## Requirement
Copy every line that holds "name".

## Data lines
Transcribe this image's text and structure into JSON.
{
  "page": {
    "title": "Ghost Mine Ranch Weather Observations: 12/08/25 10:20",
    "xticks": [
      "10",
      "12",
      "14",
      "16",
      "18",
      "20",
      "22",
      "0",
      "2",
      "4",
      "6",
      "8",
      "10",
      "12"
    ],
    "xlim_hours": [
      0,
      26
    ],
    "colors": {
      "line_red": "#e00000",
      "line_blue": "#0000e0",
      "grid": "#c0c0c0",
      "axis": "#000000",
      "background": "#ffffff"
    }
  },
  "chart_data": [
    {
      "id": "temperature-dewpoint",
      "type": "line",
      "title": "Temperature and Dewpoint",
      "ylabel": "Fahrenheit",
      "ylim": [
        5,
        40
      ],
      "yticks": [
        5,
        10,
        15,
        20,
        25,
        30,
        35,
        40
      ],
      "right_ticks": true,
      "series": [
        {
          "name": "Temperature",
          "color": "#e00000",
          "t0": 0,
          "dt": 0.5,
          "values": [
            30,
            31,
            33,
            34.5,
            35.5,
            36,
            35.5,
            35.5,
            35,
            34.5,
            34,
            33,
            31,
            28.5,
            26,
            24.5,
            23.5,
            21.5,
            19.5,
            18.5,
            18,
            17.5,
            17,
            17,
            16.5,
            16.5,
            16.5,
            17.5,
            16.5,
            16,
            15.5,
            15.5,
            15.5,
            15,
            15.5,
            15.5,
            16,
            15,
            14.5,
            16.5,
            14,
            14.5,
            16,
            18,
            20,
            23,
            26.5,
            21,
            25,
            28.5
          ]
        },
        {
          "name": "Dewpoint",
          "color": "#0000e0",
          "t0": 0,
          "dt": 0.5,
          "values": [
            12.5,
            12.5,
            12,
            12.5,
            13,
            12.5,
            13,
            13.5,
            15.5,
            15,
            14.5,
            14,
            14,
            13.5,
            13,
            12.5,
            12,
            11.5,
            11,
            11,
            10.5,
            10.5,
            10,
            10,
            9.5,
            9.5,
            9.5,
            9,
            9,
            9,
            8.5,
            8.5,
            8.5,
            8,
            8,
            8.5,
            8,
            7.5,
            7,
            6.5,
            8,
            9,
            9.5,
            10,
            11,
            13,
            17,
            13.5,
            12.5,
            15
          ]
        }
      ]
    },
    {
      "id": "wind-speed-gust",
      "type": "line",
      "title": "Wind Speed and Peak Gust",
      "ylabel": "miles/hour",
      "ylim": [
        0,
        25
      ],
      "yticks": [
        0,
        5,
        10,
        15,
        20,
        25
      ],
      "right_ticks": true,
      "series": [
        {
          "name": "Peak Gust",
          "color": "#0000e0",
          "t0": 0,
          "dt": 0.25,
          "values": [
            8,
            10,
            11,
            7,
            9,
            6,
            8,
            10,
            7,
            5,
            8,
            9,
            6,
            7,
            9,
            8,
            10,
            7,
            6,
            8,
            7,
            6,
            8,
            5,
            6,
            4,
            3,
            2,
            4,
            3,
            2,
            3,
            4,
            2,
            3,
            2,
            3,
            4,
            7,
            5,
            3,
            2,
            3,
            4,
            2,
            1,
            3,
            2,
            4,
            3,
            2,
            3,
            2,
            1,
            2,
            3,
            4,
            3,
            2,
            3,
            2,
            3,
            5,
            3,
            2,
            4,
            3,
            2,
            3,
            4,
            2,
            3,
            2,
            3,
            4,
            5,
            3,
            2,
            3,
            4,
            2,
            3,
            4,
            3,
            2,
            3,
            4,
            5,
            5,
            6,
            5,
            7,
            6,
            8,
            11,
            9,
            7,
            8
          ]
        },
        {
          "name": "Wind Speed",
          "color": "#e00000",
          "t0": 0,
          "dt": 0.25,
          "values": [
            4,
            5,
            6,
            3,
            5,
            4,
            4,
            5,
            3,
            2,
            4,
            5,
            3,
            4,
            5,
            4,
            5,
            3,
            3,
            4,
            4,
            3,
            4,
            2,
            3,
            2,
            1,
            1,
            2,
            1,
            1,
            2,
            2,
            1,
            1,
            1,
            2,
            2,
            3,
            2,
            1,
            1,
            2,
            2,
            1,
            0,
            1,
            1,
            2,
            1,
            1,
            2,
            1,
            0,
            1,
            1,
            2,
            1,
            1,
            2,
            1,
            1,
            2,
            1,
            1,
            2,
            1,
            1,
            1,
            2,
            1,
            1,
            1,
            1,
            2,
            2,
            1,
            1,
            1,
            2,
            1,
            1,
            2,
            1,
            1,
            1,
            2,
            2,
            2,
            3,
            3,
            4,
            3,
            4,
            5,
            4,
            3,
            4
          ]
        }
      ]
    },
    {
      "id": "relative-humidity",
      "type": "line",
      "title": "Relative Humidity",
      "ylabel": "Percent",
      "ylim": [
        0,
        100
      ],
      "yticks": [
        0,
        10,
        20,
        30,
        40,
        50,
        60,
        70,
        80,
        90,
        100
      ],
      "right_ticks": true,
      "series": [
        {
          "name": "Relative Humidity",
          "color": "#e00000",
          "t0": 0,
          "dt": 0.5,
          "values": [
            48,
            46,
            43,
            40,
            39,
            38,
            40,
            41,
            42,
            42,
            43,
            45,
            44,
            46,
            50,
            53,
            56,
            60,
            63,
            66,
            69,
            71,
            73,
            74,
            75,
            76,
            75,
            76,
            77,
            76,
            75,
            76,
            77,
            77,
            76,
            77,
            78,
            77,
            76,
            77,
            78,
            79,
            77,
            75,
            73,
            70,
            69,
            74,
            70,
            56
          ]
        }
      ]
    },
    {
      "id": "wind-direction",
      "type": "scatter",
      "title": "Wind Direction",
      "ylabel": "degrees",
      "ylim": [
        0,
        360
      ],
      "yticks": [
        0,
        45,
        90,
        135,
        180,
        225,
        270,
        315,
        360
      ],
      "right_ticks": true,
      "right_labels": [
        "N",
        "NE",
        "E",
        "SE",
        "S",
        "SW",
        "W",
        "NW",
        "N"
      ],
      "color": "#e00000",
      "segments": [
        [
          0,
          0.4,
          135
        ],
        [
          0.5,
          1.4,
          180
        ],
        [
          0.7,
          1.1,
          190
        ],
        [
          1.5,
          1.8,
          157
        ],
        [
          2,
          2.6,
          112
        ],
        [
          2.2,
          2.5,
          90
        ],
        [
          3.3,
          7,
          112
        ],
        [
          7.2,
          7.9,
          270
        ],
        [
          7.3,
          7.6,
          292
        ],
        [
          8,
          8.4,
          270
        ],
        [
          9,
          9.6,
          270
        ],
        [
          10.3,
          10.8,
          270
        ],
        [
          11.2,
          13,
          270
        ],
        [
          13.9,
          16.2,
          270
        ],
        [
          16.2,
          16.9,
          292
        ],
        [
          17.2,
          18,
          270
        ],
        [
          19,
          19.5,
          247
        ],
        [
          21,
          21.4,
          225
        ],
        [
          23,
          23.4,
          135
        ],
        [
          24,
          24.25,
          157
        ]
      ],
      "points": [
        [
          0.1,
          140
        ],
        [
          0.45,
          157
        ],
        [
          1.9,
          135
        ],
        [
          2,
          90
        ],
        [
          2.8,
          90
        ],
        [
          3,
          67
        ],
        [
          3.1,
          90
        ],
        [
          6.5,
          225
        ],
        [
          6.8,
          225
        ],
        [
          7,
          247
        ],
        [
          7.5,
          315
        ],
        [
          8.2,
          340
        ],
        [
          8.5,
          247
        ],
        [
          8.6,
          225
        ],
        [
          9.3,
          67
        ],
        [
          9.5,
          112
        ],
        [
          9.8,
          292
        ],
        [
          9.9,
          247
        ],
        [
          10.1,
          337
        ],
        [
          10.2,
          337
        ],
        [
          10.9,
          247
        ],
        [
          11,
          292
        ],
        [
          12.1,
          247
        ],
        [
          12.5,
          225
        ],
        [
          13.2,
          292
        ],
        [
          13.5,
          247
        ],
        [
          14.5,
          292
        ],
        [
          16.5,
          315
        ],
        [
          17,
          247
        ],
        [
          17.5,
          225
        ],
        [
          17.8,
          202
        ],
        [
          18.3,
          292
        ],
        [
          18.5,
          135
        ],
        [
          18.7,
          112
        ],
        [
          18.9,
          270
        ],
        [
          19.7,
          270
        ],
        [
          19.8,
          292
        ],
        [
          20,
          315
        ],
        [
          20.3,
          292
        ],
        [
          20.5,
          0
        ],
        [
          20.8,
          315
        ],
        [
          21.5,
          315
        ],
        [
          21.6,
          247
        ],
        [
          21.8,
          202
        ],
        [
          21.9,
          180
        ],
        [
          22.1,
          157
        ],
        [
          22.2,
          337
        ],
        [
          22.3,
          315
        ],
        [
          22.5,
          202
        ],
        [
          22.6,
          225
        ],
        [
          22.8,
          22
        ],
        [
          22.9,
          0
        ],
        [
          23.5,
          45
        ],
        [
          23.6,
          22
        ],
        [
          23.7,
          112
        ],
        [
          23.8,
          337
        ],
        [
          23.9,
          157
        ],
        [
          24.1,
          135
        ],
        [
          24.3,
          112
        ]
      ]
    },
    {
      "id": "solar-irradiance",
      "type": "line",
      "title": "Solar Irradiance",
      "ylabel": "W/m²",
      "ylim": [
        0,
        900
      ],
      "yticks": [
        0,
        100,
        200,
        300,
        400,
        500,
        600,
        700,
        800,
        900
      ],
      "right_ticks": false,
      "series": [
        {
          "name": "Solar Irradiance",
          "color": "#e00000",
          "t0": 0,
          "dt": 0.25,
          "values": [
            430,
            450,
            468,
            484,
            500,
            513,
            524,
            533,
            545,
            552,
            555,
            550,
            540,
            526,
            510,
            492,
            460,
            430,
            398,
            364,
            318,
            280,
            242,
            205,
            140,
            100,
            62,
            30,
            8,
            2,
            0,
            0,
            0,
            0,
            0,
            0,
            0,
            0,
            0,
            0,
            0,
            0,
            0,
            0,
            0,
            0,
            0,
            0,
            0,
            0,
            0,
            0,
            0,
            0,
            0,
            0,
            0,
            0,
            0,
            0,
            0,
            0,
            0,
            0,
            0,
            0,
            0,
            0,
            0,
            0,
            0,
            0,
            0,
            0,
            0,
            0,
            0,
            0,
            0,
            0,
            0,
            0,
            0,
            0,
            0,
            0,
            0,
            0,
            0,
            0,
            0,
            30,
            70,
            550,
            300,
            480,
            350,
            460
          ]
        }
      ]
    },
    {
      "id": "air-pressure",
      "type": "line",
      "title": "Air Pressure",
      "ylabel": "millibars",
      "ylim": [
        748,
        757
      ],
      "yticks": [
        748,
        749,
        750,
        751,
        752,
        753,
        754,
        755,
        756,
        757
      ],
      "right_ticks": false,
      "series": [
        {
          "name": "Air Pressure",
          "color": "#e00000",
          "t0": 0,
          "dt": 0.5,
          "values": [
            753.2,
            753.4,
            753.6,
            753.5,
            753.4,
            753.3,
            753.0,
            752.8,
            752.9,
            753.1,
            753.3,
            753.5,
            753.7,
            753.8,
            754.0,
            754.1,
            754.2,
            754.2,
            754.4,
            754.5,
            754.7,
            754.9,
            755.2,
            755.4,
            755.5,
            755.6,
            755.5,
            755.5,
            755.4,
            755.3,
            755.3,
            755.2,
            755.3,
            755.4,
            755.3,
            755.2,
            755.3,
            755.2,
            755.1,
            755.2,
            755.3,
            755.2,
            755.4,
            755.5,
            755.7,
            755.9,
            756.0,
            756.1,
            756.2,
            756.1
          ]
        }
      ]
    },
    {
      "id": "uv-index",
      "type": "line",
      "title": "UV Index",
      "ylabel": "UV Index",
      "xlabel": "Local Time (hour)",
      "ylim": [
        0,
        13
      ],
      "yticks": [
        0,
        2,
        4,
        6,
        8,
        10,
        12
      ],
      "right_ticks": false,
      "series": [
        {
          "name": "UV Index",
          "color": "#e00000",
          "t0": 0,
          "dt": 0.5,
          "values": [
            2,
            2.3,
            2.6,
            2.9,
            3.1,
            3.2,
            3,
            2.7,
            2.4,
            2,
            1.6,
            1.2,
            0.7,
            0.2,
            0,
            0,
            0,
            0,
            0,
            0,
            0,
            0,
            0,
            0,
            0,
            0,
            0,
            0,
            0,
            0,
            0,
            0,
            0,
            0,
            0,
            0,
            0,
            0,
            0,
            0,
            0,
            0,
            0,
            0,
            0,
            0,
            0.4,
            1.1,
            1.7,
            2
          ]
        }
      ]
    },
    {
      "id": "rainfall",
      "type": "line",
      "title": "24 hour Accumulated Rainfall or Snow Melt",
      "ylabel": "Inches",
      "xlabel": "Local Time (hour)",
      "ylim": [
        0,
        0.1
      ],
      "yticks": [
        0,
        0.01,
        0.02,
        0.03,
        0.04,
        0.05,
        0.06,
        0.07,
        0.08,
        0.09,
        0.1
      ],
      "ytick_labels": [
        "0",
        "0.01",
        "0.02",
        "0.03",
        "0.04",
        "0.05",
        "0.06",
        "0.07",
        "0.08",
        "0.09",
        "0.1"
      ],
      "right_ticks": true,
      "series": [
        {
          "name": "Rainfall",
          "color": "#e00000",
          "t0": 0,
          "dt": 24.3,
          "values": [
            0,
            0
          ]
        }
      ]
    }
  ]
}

## Output below
          "name": "Temperature",
          "name": "Dewpoint",
          "name": "Peak Gust",
          "name": "Wind Speed",
          "name": "Relative Humidity",
          "name": "Solar Irradiance",
          "name": "Air Pressure",
          "name": "UV Index",
          "name": "Rainfall",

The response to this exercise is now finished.